### PROBLEM TO WORK ON
Copy every record below exactly.

### MATERIAL FOR THE TASK
*-*-*

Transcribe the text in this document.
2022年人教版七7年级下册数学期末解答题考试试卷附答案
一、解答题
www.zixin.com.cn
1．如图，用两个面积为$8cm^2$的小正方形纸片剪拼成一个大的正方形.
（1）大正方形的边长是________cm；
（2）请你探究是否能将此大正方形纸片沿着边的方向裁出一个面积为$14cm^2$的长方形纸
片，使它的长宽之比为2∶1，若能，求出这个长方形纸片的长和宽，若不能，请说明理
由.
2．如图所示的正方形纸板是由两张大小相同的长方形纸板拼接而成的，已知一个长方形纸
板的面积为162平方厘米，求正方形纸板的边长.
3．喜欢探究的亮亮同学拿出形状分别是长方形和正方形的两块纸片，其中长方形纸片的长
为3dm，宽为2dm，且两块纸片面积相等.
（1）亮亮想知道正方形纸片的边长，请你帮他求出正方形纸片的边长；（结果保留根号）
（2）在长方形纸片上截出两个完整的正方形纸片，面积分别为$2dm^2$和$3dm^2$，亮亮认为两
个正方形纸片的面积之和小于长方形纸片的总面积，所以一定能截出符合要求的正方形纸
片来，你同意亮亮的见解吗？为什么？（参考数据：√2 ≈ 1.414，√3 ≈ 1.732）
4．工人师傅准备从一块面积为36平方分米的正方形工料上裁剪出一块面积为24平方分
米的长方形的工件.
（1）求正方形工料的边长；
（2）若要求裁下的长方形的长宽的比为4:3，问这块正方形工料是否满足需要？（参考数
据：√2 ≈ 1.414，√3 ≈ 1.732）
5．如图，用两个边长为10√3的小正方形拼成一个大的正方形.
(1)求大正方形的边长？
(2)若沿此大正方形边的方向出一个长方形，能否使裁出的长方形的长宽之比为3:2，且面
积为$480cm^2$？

*-*-*

### EXERCISE OUTPUT
Transcribe the text in this document.
2022年人教版七7年级下册数学期末解答题考试试卷附答案
一、解答题
www.zixin.com.cn
1．如图，用两个面积为$8cm^2$的小正方形纸片剪拼成一个大的正方形.
（1）大正方形的边长是________cm；
（2）请你探究是否能将此大正方形纸片沿着边的方向裁出一个面积为$14cm^2$的长方形纸
片，使它的长宽之比为2∶1，若能，求出这个长方形纸片的长和宽，若不能，请说明理
由.
2．如图所示的正方形纸板是由两张大小相同的长方形纸板拼接而成的，已知一个长方形纸
板的面积为162平方厘米，求正方形纸板的边长.
3．喜欢探究的亮亮同学拿出形状分别是长方形和正方形的两块纸片，其中长方形纸片的长
为3dm，宽为2dm，且两块纸片面积相等.
（1）亮亮想知道正方形纸片的边长，请你帮他求出正方形纸片的边长；（结果保留根号）
（2）在长方形纸片上截出两个完整的正方形纸片，面积分别为$2dm^2$和$3dm^2$，亮亮认为两
个正方形纸片的面积之和小于长方形纸片的总面积，所以一定能截出符合要求的正方形纸
片来，你同意亮亮的见解吗？为什么？（参考数据：√2 ≈ 1.414，√3 ≈ 1.732）
4．工人师傅准备从一块面积为36平方分米的正方形工料上裁剪出一块面积为24平方分
米的长方形的工件.
（1）求正方形工料的边长；
（2）若要求裁下的长方形的长宽的比为4:3，问这块正方形工料是否满足需要？（参考数
据：√2 ≈ 1.414，√3 ≈ 1.732）
5．如图，用两个边长为10√3的小正方形拼成一个大的正方形.
(1)求大正方形的边长？
(2)若沿此大正方形边的方向出一个长方形，能否使裁出的长方形的长宽之比为3:2，且面
积为$480cm^2$？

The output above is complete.